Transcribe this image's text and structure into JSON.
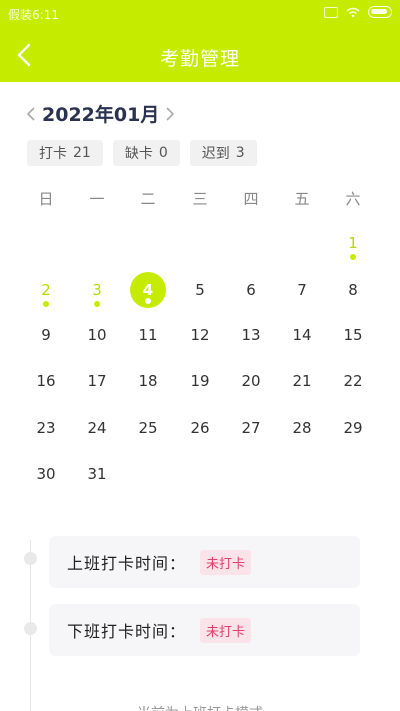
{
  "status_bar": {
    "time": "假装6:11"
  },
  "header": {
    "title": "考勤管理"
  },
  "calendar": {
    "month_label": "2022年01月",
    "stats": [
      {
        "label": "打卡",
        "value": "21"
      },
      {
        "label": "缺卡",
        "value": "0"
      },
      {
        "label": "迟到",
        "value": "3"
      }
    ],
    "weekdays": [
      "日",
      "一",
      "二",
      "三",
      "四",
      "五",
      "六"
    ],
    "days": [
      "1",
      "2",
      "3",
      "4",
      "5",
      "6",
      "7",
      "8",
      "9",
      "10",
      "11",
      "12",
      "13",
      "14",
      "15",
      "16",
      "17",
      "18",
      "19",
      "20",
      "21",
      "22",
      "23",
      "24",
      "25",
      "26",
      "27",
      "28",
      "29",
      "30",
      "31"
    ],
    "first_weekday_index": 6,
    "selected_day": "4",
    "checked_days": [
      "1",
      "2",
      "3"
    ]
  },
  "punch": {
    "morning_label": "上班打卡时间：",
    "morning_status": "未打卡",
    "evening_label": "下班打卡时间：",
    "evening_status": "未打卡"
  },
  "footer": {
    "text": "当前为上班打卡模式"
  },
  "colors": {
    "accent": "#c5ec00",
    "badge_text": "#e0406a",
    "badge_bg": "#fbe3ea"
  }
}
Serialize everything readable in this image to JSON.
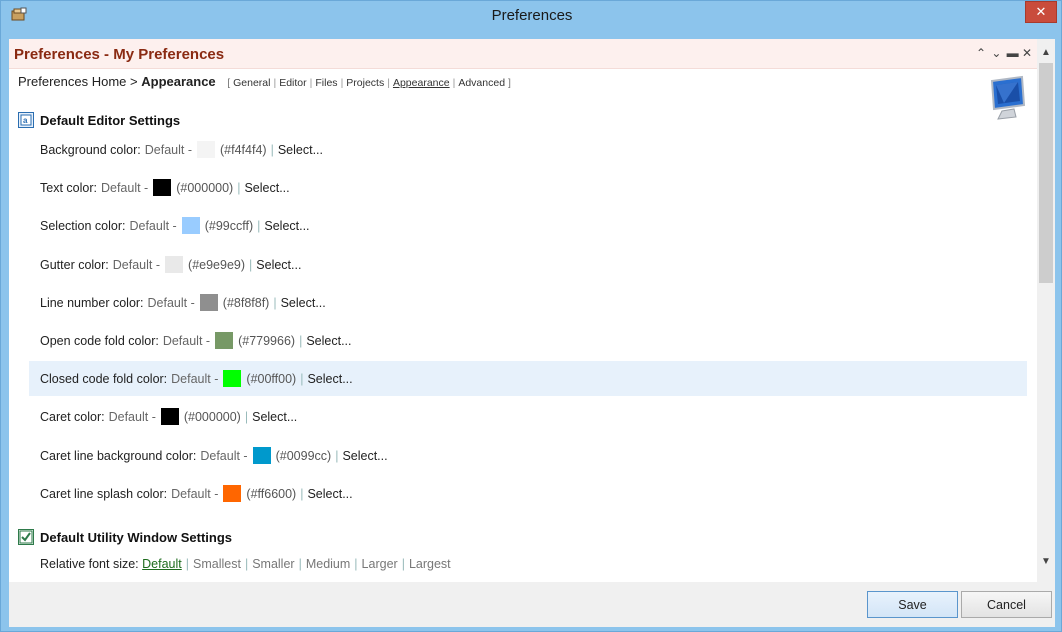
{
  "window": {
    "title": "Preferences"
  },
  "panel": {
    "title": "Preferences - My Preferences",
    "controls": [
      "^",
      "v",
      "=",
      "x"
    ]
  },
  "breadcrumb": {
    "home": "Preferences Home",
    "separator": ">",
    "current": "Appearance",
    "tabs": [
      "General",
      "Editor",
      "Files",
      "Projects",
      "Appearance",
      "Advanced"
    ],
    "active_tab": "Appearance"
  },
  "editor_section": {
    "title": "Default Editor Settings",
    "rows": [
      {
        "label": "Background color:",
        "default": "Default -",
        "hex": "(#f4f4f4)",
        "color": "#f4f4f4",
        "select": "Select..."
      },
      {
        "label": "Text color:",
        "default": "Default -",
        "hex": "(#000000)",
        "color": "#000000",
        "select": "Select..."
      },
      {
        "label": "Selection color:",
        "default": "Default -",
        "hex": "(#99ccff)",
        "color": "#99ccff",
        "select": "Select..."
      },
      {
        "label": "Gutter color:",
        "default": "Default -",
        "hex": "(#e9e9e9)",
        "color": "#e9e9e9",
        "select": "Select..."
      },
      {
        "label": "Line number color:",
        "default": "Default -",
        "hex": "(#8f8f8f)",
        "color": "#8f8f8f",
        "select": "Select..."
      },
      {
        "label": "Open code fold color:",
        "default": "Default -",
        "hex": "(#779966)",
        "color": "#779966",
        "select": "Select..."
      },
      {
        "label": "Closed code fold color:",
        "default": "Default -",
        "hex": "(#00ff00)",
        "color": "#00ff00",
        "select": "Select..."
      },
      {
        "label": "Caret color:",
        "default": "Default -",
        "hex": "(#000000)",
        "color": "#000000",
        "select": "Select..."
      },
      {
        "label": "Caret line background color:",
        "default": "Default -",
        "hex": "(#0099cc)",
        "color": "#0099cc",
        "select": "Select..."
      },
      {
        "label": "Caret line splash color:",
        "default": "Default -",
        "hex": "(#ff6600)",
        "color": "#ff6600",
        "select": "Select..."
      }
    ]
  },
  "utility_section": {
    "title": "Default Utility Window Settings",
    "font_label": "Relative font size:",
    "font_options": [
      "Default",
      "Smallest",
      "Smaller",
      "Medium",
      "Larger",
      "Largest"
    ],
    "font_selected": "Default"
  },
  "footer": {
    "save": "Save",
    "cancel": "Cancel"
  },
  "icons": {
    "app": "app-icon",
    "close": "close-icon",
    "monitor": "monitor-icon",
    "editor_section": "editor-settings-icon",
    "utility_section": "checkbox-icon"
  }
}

* * *

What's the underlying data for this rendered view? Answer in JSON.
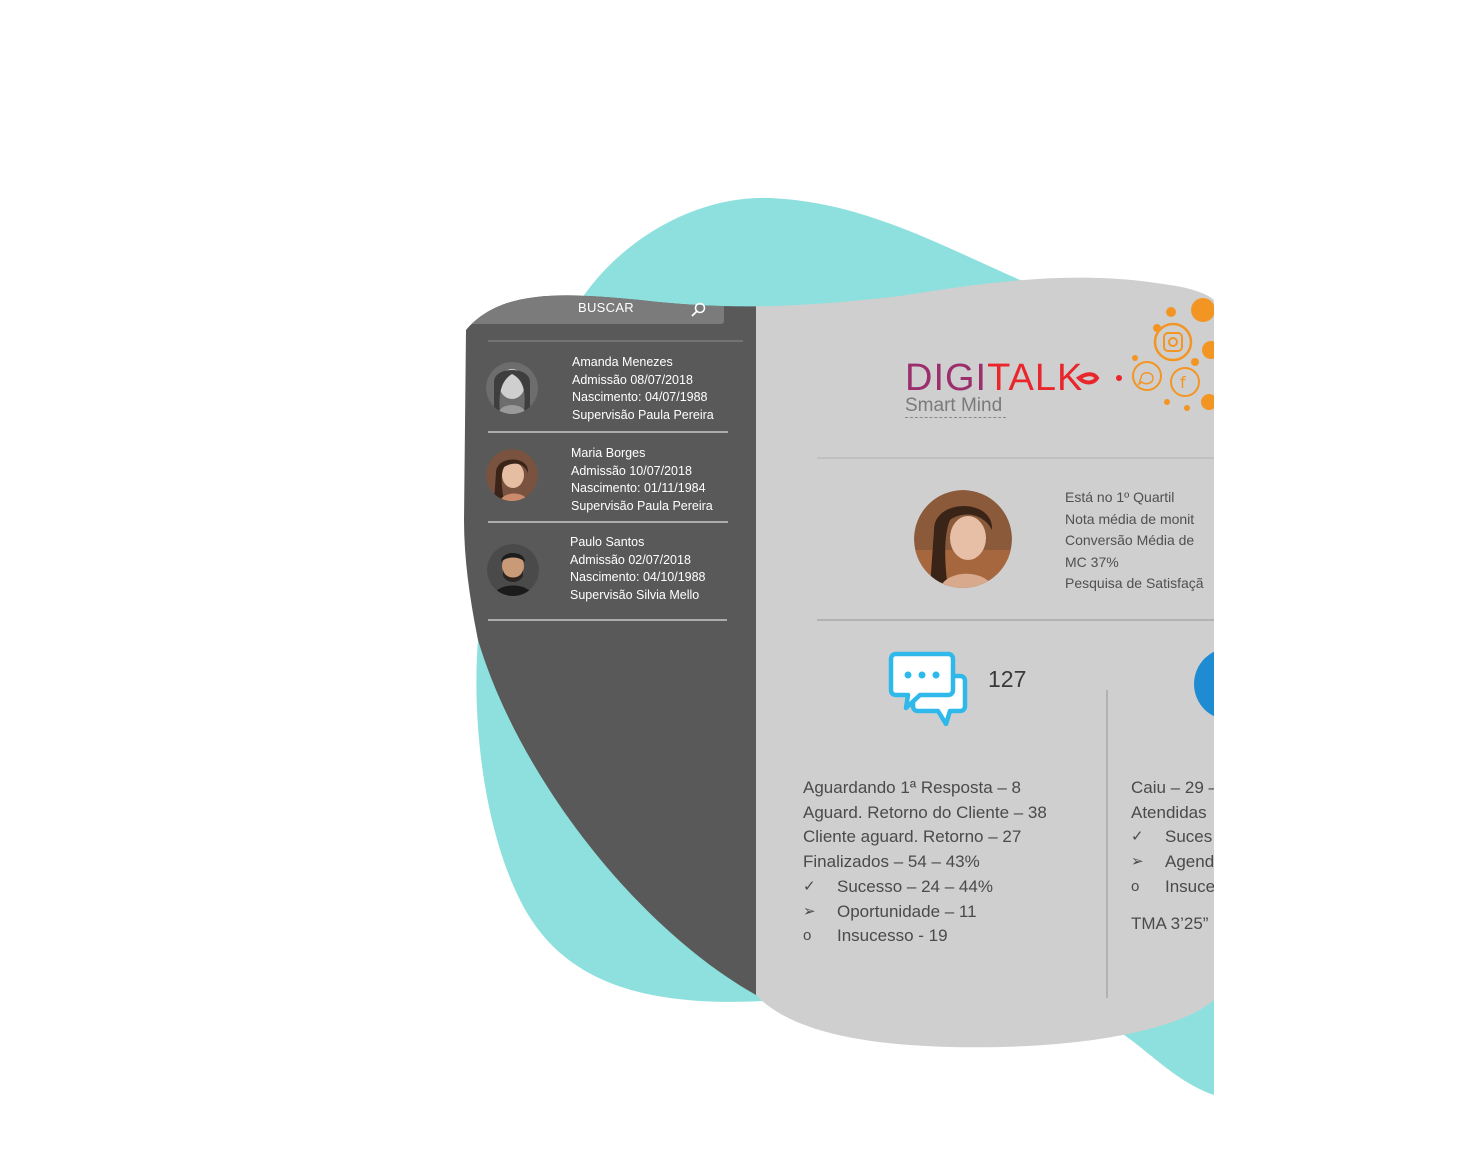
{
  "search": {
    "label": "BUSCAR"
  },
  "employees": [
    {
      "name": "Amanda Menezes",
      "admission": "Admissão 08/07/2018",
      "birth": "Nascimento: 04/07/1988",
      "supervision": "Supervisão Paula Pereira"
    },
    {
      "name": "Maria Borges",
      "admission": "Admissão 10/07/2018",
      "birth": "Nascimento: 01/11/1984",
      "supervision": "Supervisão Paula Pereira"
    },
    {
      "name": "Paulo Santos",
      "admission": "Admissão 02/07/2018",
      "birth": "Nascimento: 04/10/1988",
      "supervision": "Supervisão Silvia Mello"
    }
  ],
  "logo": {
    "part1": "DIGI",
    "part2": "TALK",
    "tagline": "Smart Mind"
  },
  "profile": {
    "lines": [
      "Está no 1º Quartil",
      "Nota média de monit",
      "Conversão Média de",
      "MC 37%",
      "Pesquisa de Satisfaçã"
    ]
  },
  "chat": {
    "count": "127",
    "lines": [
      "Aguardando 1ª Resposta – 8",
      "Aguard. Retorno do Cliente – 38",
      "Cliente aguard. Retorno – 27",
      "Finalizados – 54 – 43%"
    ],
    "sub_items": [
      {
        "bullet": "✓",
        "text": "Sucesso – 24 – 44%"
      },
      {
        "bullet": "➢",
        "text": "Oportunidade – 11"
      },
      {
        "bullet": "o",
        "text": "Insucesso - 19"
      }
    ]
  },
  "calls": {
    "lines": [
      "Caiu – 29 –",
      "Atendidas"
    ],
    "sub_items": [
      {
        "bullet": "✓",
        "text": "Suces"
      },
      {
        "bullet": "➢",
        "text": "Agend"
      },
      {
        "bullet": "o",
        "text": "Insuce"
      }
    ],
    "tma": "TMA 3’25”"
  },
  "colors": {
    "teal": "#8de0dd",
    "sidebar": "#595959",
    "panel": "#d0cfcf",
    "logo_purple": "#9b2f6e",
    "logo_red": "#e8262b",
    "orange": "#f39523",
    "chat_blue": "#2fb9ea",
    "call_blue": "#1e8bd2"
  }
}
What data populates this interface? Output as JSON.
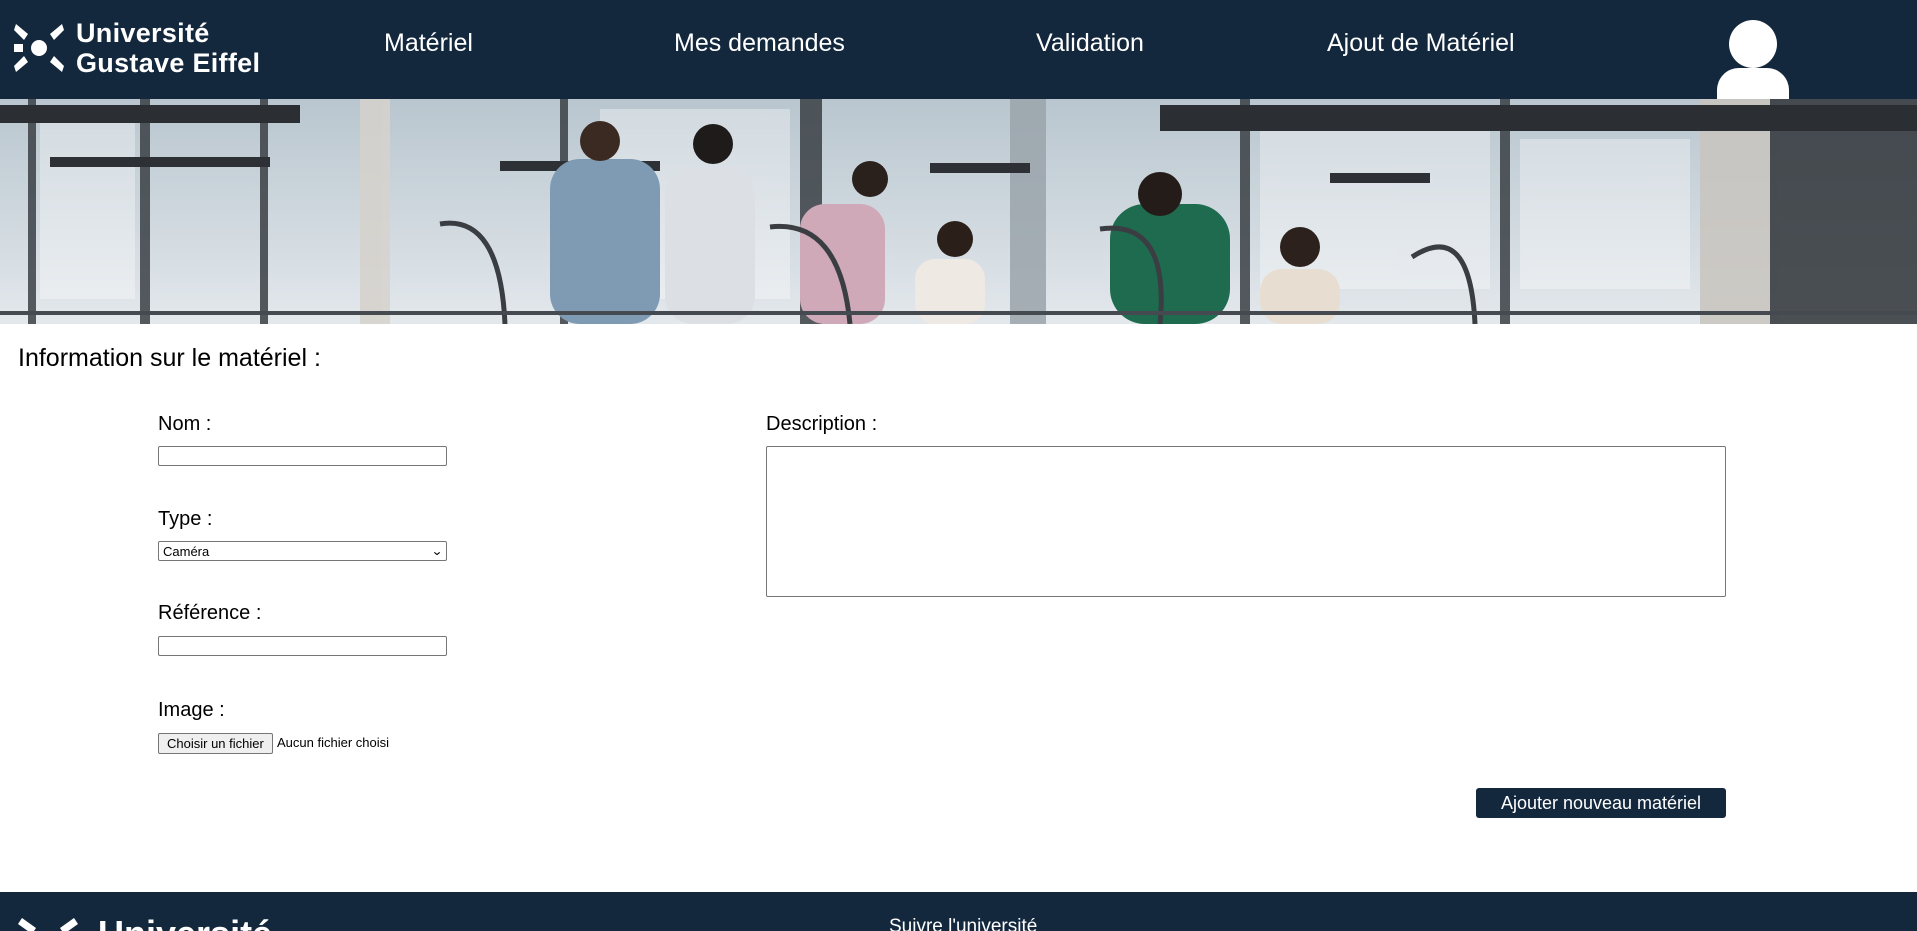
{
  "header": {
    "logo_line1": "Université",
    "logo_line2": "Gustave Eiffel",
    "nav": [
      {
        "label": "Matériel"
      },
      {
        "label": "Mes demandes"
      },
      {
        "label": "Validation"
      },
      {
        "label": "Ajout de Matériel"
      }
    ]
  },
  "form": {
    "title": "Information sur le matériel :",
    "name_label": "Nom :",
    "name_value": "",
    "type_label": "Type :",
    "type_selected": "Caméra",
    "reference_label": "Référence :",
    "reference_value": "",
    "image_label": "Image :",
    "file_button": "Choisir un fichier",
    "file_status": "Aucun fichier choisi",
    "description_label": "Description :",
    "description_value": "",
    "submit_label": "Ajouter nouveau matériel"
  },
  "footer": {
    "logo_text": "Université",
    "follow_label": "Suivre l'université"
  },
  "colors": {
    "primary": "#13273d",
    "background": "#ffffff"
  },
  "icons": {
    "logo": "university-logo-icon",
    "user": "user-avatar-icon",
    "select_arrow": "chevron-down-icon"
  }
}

* * *

Directions
Show every line above in which the word "Appearance" occurs.

Problem solution
    "current": "Appearance",
      "Appearance",
    "active_tab": "Appearance"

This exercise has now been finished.